What needs to be done
Collect all the lines that mention the word "Scuola".

Records contained in a dataset
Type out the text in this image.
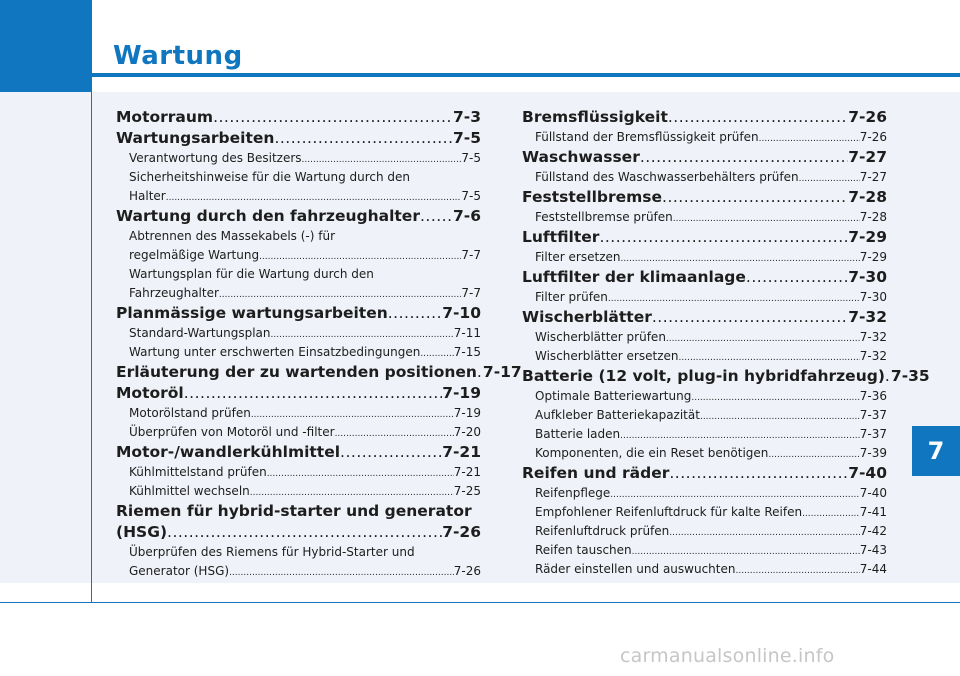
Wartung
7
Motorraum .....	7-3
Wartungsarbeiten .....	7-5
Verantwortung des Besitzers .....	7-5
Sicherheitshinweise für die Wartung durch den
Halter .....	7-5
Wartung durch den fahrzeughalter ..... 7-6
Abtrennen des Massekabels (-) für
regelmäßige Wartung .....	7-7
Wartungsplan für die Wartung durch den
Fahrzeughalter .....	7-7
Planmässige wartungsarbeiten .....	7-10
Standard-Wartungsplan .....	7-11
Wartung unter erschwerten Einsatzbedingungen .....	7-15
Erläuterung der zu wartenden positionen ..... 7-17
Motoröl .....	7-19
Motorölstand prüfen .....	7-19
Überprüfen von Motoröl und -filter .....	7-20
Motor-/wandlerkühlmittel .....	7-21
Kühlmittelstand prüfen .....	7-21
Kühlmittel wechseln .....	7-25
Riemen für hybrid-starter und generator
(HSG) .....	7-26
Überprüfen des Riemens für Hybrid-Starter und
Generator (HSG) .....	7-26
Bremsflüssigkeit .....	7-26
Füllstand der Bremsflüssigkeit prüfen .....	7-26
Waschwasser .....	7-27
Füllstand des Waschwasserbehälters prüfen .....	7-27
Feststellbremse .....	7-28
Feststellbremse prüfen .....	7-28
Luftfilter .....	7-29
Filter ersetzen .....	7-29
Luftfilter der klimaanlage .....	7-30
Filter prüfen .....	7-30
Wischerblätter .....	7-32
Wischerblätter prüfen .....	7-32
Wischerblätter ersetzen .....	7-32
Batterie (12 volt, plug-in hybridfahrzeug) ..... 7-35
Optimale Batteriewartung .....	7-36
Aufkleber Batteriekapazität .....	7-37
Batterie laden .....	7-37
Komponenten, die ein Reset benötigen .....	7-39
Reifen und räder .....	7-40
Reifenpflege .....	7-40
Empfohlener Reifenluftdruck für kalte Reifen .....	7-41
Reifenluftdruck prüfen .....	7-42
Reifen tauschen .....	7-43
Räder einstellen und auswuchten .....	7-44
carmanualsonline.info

* * *

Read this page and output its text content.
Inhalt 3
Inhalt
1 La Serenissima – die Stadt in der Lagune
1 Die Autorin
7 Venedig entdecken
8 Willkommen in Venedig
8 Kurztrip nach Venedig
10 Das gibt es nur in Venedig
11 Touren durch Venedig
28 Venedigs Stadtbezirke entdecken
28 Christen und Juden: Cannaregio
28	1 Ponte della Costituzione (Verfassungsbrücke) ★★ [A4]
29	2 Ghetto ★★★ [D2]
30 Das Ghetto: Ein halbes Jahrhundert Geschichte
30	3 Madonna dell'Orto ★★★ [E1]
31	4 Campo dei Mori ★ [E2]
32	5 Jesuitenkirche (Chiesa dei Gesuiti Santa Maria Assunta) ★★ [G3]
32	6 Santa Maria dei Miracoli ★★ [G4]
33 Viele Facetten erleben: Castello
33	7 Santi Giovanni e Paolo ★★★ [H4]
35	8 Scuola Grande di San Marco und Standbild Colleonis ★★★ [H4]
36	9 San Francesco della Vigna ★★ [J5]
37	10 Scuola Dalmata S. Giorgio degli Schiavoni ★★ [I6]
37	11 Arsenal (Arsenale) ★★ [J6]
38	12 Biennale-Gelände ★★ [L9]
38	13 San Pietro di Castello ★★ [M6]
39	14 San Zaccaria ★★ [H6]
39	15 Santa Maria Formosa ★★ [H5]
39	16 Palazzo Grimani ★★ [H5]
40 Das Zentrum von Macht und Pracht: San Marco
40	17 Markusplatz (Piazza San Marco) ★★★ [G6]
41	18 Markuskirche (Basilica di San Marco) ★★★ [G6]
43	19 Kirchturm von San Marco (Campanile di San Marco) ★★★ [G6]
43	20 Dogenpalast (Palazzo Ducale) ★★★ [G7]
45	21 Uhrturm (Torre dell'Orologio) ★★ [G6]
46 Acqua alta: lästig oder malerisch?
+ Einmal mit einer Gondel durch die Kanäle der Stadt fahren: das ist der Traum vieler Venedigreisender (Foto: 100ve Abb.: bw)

Full answer
35	8 Scuola Grande di San Marco und Standbild Colleonis ★★★ [H4]
37	10 Scuola Dalmata S. Giorgio degli Schiavoni ★★ [I6]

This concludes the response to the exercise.